> [TASK BRIEF] Count the lines below that include the word "января" and write that number alone.

— START EXCERPTED DATA —

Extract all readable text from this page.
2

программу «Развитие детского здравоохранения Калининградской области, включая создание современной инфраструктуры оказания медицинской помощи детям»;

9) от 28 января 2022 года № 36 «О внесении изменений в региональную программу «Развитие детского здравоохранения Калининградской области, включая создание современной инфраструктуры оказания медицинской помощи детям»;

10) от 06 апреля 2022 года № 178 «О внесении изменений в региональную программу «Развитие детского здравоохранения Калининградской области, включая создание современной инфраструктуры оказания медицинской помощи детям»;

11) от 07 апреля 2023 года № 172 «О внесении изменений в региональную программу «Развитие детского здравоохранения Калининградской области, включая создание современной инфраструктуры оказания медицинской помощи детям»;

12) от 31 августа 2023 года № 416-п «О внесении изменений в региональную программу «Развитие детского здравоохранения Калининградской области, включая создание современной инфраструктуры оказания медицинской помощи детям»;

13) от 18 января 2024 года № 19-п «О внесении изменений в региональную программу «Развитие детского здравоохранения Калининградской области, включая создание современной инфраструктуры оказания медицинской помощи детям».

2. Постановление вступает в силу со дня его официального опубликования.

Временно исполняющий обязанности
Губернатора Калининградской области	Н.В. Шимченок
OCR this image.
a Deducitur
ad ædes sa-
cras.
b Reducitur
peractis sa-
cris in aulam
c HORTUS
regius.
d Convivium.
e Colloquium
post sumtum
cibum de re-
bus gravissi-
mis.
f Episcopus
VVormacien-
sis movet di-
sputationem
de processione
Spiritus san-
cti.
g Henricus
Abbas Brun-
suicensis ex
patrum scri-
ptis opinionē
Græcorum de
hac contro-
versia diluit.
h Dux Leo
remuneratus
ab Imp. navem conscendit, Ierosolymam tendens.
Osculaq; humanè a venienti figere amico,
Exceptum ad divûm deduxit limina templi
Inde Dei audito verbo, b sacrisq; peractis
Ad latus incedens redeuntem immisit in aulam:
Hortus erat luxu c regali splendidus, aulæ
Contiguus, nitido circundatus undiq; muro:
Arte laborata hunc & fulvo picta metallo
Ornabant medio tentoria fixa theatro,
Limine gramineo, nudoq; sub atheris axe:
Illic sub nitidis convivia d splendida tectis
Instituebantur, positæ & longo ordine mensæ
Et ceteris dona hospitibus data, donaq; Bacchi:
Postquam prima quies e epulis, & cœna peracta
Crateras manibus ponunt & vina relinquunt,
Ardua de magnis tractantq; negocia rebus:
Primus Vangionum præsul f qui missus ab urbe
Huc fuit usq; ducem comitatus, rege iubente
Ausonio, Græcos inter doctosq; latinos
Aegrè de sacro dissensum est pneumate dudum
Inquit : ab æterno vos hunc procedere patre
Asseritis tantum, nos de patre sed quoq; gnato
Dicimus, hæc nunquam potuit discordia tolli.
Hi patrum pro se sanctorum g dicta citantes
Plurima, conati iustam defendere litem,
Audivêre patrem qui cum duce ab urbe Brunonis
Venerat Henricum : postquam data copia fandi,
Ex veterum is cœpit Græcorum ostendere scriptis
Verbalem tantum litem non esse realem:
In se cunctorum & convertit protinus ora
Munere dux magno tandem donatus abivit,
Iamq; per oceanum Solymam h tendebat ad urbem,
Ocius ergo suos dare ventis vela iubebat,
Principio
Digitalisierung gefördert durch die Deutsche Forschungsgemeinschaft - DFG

— END EXCERPTED DATA —

> [ANSWER TO THIS EXERCISE] 2